*DATA SHOWN*

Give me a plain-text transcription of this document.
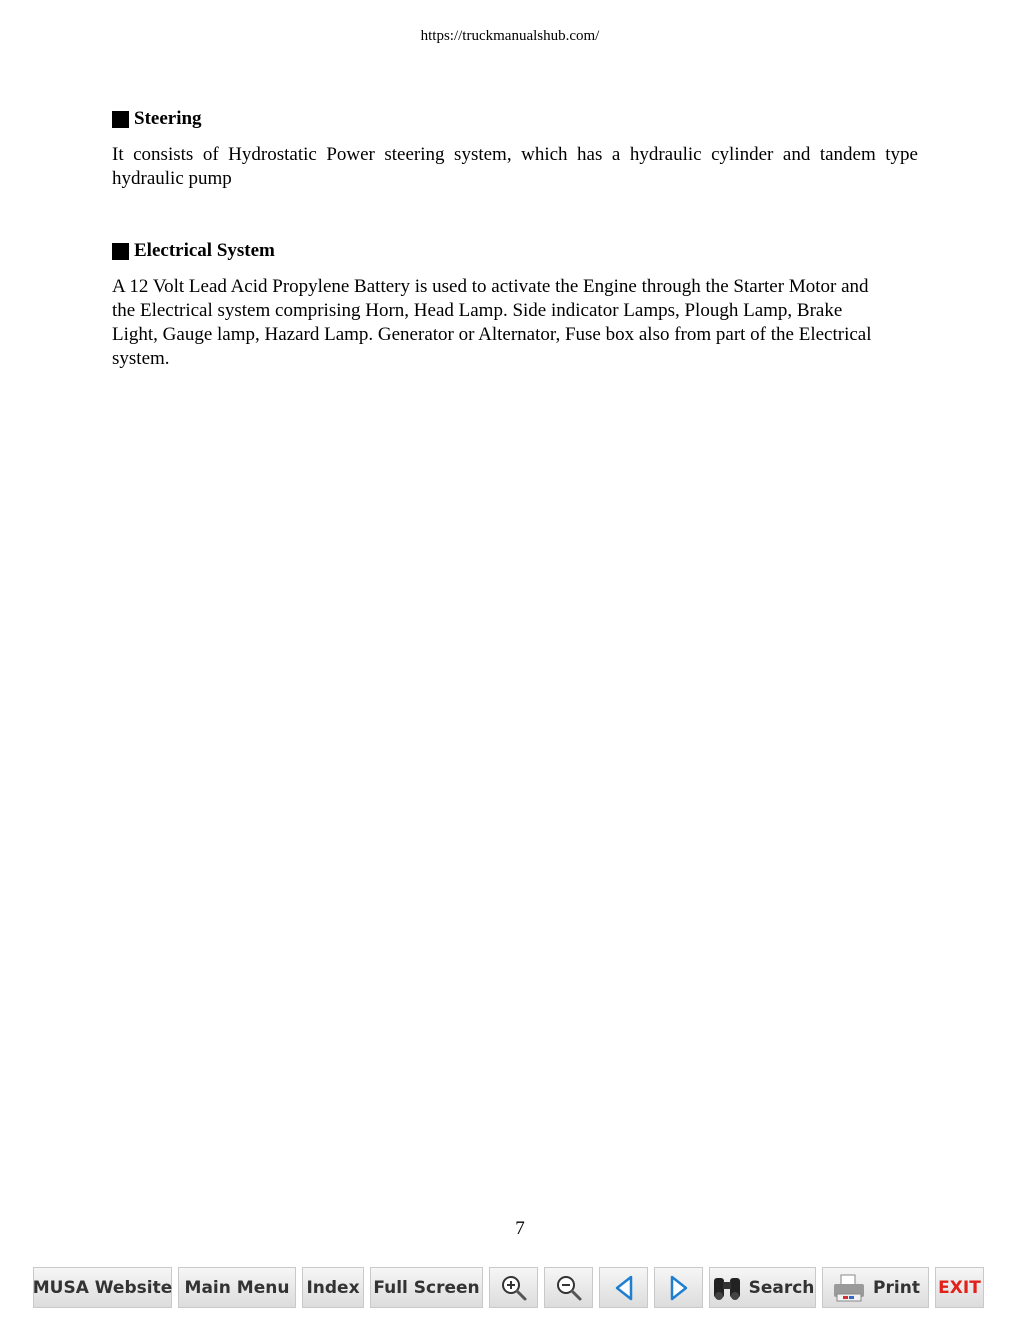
https://truckmanualshub.com/
Steering
It consists of Hydrostatic Power steering system, which has a hydraulic cylinder and tandem type hydraulic pump
Electrical System
A 12 Volt Lead Acid Propylene Battery is used to activate the Engine through the Starter Motor and
the Electrical system comprising Horn, Head Lamp. Side indicator Lamps, Plough Lamp, Brake
Light, Gauge lamp, Hazard Lamp. Generator or Alternator, Fuse box also from part of the Electrical
system.
7
MUSA Website Main Menu	Index Full Screen	Search	Print EXIT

*REQUIRED WORK*
Scan the material above. Extract every line in which the word "Lamp" occurs.

*SOLUTION FOR THIS TASK*
the Electrical system comprising Horn, Head Lamp. Side indicator Lamps, Plough Lamp, Brake
Light, Gauge lamp, Hazard Lamp. Generator or Alternator, Fuse box also from part of the Electrical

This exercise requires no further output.